--- Start RECORDS SHOWN ---

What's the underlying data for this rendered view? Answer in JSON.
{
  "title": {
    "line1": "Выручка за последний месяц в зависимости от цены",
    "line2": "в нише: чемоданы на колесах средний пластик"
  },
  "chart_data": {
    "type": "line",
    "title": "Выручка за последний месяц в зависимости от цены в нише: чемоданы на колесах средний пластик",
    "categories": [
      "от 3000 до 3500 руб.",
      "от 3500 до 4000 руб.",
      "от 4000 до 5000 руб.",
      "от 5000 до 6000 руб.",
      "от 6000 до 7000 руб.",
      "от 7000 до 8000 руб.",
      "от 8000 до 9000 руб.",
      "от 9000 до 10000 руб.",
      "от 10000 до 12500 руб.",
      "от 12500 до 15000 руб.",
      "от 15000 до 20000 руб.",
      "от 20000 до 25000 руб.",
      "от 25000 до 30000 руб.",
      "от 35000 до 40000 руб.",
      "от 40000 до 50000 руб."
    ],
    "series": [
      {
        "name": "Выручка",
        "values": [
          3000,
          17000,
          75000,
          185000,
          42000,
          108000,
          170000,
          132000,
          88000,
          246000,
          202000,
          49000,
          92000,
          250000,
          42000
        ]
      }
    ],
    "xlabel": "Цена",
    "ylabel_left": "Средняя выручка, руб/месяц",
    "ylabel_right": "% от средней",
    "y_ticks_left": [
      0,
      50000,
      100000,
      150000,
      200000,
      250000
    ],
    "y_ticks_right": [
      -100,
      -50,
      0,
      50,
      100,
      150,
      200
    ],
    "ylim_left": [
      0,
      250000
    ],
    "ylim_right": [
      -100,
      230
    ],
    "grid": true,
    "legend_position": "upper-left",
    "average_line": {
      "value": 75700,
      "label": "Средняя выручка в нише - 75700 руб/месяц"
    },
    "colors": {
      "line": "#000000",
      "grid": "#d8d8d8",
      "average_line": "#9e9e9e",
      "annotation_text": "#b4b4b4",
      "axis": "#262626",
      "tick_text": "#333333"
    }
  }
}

--- End RECORDS SHOWN ---
--- Start RECORDS SHOWN ---

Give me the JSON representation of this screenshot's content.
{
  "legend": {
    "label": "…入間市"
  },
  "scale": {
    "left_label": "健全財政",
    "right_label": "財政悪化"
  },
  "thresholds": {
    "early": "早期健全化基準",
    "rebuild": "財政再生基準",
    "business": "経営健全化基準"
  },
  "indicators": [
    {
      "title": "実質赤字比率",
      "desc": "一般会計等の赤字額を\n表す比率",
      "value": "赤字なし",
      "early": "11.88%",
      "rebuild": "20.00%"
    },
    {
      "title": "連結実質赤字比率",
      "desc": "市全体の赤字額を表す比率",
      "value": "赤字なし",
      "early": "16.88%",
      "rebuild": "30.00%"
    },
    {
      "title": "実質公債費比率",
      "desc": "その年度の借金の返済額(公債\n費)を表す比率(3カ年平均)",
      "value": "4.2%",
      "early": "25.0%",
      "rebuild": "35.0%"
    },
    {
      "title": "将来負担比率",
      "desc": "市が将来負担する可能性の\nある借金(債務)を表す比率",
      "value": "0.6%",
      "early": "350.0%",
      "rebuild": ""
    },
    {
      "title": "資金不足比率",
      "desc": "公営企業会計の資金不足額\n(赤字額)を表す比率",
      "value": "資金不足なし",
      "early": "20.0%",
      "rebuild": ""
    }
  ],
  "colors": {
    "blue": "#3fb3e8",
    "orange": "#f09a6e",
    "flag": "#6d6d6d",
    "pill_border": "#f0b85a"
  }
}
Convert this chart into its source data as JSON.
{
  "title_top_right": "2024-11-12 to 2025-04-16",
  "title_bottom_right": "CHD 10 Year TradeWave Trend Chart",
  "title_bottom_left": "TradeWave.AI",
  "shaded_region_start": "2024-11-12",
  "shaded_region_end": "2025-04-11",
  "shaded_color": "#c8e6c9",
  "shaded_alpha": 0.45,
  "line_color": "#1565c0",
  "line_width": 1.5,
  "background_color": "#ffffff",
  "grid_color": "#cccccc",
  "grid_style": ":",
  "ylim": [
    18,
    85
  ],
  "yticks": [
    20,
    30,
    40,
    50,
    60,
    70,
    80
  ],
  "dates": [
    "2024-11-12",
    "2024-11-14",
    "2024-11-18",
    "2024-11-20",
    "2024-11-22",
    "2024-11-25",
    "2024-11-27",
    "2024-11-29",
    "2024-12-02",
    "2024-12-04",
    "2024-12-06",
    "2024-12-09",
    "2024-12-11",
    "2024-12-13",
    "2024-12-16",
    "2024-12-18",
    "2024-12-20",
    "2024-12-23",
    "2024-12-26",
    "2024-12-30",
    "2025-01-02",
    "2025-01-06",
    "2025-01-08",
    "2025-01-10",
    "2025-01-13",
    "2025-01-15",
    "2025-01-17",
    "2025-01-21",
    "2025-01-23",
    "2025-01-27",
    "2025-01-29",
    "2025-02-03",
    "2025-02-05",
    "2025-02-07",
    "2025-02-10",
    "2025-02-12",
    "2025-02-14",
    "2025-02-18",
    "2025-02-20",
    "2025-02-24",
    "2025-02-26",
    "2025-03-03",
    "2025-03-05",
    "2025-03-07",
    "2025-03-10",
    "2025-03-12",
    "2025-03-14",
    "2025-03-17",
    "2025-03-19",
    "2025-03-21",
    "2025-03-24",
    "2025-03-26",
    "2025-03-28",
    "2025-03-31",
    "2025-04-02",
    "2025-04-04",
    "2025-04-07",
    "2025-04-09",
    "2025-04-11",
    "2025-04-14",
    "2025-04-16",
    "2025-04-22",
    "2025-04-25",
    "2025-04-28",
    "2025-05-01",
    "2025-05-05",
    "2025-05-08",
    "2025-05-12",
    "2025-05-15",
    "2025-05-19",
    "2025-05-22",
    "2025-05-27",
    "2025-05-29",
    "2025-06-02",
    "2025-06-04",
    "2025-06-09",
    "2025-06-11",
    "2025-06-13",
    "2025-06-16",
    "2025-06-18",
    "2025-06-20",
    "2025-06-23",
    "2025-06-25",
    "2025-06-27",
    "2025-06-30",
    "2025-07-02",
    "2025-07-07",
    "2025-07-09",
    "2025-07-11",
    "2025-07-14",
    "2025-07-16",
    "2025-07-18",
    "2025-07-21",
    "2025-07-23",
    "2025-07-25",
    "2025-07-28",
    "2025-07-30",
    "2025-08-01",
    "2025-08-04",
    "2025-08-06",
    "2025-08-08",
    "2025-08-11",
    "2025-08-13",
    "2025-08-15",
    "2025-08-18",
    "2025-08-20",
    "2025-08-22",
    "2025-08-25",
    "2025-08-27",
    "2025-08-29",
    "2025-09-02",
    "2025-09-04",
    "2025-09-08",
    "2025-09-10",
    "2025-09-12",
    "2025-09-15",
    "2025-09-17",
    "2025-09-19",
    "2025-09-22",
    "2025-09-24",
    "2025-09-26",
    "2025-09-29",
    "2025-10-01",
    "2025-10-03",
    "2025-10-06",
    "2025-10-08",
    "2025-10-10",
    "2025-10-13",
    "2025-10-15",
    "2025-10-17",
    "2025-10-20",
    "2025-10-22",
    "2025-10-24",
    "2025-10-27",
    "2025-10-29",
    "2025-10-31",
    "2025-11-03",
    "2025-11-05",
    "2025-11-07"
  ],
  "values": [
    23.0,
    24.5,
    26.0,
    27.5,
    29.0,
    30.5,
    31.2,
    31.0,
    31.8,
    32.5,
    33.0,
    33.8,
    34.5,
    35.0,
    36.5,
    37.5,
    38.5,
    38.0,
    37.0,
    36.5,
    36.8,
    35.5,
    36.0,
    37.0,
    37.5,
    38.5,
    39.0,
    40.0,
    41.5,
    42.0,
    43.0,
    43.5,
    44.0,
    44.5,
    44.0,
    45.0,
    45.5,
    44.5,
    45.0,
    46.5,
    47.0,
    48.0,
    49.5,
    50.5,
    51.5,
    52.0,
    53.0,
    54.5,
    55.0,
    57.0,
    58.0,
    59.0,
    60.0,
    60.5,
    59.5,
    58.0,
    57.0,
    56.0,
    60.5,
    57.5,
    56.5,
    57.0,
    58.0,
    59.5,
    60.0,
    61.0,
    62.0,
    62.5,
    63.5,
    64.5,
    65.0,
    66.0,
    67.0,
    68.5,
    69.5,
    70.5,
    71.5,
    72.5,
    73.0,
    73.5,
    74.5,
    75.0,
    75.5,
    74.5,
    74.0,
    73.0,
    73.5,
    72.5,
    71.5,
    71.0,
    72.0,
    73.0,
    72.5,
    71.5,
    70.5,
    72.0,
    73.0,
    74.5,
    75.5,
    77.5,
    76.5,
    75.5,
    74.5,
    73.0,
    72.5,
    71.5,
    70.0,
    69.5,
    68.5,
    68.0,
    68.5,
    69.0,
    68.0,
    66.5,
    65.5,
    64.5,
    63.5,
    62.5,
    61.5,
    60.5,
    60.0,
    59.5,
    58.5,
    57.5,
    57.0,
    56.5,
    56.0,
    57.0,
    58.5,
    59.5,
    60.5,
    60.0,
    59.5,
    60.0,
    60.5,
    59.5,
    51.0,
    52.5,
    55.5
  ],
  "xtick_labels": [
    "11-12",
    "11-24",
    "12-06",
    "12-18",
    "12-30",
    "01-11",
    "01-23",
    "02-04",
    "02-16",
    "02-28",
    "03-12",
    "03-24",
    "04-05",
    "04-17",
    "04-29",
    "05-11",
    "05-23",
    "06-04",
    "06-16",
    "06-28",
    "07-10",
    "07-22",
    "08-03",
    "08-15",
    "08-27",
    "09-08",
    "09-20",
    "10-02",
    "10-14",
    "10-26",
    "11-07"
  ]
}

--- End RECORDS SHOWN ---
--- Start RECORDS SHOWN ---

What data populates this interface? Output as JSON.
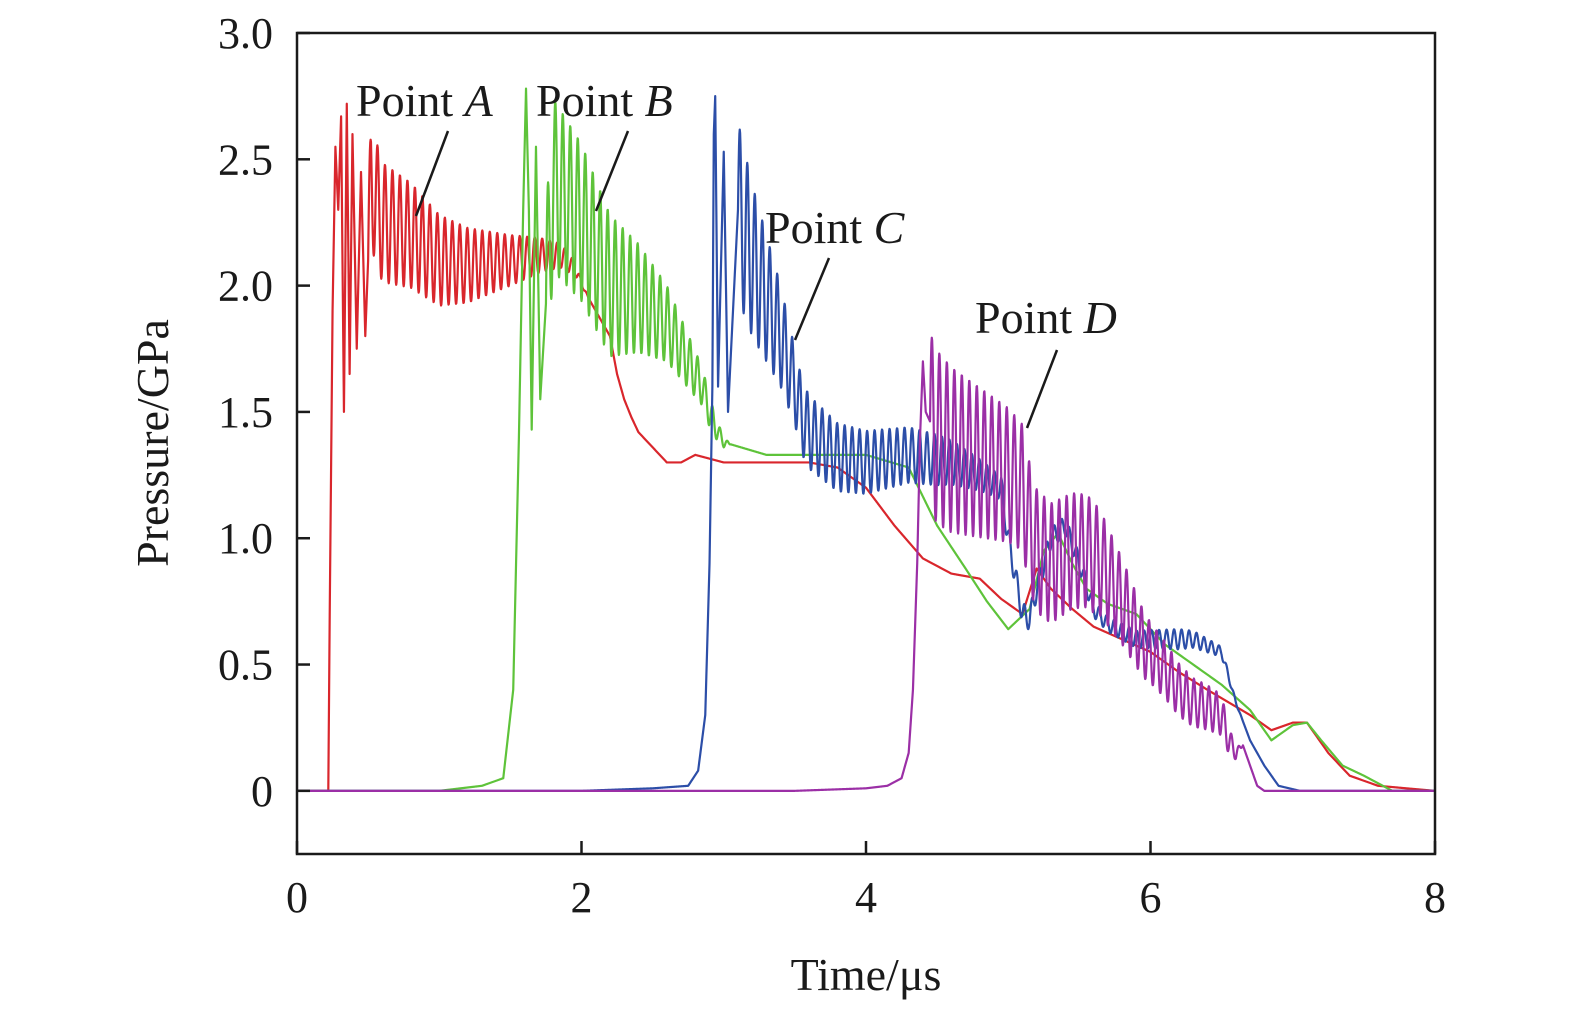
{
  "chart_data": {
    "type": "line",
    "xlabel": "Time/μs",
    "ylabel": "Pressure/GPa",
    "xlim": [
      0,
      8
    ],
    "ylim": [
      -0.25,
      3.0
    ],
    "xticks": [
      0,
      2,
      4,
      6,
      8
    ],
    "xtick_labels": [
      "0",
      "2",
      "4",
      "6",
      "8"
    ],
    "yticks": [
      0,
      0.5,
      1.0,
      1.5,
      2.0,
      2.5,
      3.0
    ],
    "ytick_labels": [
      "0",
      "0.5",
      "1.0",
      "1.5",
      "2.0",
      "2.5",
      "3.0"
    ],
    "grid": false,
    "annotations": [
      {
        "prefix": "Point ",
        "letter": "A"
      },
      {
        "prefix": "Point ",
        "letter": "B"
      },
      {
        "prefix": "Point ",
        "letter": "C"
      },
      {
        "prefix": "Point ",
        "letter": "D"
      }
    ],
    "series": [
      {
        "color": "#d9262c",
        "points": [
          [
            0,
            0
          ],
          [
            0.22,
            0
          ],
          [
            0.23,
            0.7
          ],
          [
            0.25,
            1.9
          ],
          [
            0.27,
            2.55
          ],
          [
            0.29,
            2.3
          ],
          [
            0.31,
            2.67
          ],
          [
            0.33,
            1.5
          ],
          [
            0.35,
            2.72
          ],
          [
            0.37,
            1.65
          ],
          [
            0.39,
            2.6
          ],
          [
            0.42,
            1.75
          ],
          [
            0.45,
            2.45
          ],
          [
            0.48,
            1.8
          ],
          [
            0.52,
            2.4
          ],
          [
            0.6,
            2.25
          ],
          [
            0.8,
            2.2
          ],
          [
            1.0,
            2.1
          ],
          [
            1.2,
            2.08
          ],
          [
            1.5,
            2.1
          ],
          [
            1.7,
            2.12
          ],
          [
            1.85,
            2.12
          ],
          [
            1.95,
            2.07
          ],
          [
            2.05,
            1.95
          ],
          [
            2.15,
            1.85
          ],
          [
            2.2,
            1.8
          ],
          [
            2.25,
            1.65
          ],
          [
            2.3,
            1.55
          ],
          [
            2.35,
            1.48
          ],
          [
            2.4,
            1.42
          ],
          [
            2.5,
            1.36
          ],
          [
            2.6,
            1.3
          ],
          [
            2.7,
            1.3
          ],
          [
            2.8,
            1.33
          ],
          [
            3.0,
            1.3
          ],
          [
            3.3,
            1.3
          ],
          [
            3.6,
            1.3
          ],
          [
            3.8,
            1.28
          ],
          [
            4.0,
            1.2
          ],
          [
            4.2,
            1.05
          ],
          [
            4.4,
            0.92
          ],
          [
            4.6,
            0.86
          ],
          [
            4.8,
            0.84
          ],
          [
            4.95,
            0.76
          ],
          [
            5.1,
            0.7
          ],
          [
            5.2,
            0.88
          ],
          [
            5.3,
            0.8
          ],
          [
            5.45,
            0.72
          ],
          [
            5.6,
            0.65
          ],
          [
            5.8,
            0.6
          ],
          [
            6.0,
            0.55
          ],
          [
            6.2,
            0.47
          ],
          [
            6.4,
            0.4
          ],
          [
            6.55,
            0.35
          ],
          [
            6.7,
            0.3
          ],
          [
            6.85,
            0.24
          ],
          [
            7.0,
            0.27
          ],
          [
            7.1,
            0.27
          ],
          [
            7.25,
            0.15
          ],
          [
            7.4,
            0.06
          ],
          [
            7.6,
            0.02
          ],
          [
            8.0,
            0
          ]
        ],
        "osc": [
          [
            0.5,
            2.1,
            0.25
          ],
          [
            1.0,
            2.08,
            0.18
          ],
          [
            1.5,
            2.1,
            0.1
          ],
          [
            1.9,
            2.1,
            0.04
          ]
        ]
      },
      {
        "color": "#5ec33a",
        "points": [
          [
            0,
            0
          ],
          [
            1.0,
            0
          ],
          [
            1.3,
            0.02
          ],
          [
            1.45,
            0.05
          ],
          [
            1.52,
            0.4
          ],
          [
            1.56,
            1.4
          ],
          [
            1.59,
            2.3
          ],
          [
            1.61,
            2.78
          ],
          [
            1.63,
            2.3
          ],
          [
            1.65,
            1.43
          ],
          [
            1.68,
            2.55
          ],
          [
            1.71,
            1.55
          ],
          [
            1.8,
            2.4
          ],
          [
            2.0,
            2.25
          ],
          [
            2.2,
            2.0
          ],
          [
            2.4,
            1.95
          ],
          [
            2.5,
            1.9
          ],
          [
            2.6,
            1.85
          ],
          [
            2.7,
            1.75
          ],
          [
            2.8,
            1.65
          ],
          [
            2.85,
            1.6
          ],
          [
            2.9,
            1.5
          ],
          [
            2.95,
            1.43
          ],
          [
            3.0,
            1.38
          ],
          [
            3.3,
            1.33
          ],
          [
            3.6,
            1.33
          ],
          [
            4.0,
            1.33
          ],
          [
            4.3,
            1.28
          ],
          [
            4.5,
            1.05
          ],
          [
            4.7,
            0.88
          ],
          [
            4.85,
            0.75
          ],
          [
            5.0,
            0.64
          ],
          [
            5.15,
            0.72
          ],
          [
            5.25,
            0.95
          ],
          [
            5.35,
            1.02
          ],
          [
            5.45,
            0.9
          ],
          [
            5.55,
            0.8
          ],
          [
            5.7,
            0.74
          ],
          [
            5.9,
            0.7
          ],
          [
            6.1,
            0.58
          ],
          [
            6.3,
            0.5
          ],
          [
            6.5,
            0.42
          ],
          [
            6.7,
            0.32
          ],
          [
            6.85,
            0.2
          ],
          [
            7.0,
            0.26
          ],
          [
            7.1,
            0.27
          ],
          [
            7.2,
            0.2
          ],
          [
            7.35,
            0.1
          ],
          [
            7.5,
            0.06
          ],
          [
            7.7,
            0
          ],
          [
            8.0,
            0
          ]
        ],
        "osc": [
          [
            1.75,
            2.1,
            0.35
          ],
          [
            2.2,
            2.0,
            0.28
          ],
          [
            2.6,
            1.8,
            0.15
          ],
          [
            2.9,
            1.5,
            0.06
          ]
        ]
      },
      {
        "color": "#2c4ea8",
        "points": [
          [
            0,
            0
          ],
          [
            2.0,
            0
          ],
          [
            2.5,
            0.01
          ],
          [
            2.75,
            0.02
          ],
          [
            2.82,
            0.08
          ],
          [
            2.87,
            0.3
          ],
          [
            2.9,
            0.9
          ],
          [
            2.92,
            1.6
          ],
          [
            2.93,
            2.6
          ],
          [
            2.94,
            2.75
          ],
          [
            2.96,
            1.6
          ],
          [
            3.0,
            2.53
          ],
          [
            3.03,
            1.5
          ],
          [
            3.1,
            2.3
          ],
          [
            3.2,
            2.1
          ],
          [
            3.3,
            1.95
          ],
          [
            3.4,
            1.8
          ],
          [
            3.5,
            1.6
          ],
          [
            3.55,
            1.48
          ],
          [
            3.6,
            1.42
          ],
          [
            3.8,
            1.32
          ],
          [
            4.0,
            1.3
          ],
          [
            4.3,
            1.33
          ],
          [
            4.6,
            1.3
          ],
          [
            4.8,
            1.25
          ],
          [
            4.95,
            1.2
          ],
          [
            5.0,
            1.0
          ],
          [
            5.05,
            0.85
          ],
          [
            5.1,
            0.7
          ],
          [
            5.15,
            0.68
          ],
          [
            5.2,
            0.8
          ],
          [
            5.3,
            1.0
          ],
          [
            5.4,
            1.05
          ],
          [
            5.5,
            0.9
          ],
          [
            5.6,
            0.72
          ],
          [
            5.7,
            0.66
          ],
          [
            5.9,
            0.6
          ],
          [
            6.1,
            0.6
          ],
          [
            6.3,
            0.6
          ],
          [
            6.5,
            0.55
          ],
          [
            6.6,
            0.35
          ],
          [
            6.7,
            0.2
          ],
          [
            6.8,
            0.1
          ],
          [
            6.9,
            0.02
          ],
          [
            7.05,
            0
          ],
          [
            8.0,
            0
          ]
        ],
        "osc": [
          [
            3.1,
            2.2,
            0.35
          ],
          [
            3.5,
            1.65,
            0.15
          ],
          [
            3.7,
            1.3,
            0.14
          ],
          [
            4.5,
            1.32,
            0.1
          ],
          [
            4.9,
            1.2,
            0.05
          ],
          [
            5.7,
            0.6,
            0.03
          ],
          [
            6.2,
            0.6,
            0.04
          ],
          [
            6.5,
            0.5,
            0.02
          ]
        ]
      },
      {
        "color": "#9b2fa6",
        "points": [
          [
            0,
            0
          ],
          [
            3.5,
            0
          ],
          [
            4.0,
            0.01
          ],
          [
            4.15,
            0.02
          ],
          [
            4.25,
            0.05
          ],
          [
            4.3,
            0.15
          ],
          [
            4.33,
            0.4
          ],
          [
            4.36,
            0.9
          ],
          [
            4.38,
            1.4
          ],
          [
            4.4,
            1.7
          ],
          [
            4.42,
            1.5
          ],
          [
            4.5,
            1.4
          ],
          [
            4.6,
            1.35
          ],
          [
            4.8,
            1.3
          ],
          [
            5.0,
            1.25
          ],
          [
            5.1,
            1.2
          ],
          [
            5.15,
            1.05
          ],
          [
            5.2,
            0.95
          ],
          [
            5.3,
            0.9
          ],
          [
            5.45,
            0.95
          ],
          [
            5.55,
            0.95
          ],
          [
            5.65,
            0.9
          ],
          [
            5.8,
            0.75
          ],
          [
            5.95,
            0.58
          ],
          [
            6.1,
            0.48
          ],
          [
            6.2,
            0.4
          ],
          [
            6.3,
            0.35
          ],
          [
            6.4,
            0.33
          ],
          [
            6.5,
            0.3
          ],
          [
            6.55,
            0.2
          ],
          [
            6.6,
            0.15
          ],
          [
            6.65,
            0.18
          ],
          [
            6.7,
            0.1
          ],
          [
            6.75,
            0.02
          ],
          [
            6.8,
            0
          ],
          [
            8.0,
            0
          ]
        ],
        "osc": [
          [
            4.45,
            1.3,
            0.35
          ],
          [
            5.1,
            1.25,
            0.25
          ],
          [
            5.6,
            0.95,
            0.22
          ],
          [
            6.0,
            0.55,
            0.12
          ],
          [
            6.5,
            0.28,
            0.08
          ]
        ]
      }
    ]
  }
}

--- End RECORDS SHOWN ---

■ REQUIRED WORK
List each line of the entries that holds the string "пластик".

■ ANSWER TO THE EXERCISE
    "line2": "в нише: чемоданы на колесах средний пластик"
    "title": "Выручка за последний месяц в зависимости от цены в нише: чемоданы на колесах средний пластик",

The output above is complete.